___ Data provided

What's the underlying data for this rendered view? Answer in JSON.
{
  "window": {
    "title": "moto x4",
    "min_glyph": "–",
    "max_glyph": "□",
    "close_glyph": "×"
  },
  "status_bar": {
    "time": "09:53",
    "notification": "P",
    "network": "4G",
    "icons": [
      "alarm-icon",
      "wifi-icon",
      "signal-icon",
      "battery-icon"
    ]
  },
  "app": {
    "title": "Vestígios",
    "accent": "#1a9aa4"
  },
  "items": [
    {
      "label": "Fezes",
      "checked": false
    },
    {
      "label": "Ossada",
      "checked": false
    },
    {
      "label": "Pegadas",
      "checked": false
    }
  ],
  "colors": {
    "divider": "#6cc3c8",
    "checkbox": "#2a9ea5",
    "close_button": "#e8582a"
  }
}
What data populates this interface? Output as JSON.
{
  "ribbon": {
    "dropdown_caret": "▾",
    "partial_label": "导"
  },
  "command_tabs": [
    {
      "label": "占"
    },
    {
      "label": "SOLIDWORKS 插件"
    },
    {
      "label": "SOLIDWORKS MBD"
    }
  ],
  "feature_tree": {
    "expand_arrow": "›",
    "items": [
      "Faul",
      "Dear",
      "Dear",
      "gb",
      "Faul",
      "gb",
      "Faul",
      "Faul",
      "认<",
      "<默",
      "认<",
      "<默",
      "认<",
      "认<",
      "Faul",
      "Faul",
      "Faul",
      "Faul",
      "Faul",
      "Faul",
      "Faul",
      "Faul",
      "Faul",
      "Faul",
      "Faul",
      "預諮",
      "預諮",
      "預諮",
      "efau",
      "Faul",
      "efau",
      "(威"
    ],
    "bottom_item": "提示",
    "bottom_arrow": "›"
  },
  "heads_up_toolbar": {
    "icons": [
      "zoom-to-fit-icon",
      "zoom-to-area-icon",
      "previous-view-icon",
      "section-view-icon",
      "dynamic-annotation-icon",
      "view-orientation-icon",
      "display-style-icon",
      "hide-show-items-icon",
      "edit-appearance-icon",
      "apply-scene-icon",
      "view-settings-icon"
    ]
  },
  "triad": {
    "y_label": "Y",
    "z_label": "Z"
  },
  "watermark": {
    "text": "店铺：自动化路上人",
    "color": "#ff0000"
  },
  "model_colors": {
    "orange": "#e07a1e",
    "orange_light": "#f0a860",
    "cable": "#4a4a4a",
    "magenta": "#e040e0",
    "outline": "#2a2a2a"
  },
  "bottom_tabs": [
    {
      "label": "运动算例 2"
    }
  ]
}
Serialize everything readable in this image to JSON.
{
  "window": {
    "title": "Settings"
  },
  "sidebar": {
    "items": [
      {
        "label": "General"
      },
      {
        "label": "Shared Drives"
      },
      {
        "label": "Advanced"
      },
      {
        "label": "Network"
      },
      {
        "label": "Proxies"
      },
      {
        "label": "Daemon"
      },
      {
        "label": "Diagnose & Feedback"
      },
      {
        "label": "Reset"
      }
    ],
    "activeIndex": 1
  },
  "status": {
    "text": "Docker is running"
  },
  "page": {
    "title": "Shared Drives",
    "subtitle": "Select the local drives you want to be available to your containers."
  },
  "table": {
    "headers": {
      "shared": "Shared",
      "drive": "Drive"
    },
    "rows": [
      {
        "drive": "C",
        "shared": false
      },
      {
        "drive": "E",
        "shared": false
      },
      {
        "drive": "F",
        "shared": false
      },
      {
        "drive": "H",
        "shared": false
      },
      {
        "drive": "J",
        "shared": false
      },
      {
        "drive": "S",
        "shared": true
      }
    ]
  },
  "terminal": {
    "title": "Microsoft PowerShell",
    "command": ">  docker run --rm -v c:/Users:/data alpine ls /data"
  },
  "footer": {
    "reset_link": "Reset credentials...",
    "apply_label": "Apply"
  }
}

______

Quote the data in full, keeping each word unchanged.

▶ [Task result]:
What's the underlying data for this rendered view? Answer in JSON.
{
  "window": {
    "title": "moto x4",
    "min_glyph": "–",
    "max_glyph": "□",
    "close_glyph": "×"
  },
  "status_bar": {
    "time": "09:53",
    "notification": "P",
    "network": "4G",
    "icons": [
      "alarm-icon",
      "wifi-icon",
      "signal-icon",
      "battery-icon"
    ]
  },
  "app": {
    "title": "Vestígios",
    "accent": "#1a9aa4"
  },
  "items": [
    {
      "label": "Fezes",
      "checked": false
    },
    {
      "label": "Ossada",
      "checked": false
    },
    {
      "label": "Pegadas",
      "checked": false
    }
  ],
  "colors": {
    "divider": "#6cc3c8",
    "checkbox": "#2a9ea5",
    "close_button": "#e8582a"
  }
}
What data populates this interface? Output as JSON.
{
  "ribbon": {
    "dropdown_caret": "▾",
    "partial_label": "导"
  },
  "command_tabs": [
    {
      "label": "占"
    },
    {
      "label": "SOLIDWORKS 插件"
    },
    {
      "label": "SOLIDWORKS MBD"
    }
  ],
  "feature_tree": {
    "expand_arrow": "›",
    "items": [
      "Faul",
      "Dear",
      "Dear",
      "gb",
      "Faul",
      "gb",
      "Faul",
      "Faul",
      "认<",
      "<默",
      "认<",
      "<默",
      "认<",
      "认<",
      "Faul",
      "Faul",
      "Faul",
      "Faul",
      "Faul",
      "Faul",
      "Faul",
      "Faul",
      "Faul",
      "Faul",
      "Faul",
      "預諮",
      "預諮",
      "預諮",
      "efau",
      "Faul",
      "efau",
      "(威"
    ],
    "bottom_item": "提示",
    "bottom_arrow": "›"
  },
  "heads_up_toolbar": {
    "icons": [
      "zoom-to-fit-icon",
      "zoom-to-area-icon",
      "previous-view-icon",
      "section-view-icon",
      "dynamic-annotation-icon",
      "view-orientation-icon",
      "display-style-icon",
      "hide-show-items-icon",
      "edit-appearance-icon",
      "apply-scene-icon",
      "view-settings-icon"
    ]
  },
  "triad": {
    "y_label": "Y",
    "z_label": "Z"
  },
  "watermark": {
    "text": "店铺：自动化路上人",
    "color": "#ff0000"
  },
  "model_colors": {
    "orange": "#e07a1e",
    "orange_light": "#f0a860",
    "cable": "#4a4a4a",
    "magenta": "#e040e0",
    "outline": "#2a2a2a"
  },
  "bottom_tabs": [
    {
      "label": "运动算例 2"
    }
  ]
}
Serialize everything readable in this image to JSON.
{
  "window": {
    "title": "Settings"
  },
  "sidebar": {
    "items": [
      {
        "label": "General"
      },
      {
        "label": "Shared Drives"
      },
      {
        "label": "Advanced"
      },
      {
        "label": "Network"
      },
      {
        "label": "Proxies"
      },
      {
        "label": "Daemon"
      },
      {
        "label": "Diagnose & Feedback"
      },
      {
        "label": "Reset"
      }
    ],
    "activeIndex": 1
  },
  "status": {
    "text": "Docker is running"
  },
  "page": {
    "title": "Shared Drives",
    "subtitle": "Select the local drives you want to be available to your containers."
  },
  "table": {
    "headers": {
      "shared": "Shared",
      "drive": "Drive"
    },
    "rows": [
      {
        "drive": "C",
        "shared": false
      },
      {
        "drive": "E",
        "shared": false
      },
      {
        "drive": "F",
        "shared": false
      },
      {
        "drive": "H",
        "shared": false
      },
      {
        "drive": "J",
        "shared": false
      },
      {
        "drive": "S",
        "shared": true
      }
    ]
  },
  "terminal": {
    "title": "Microsoft PowerShell",
    "command": ">  docker run --rm -v c:/Users:/data alpine ls /data"
  },
  "footer": {
    "reset_link": "Reset credentials...",
    "apply_label": "Apply"
  }
}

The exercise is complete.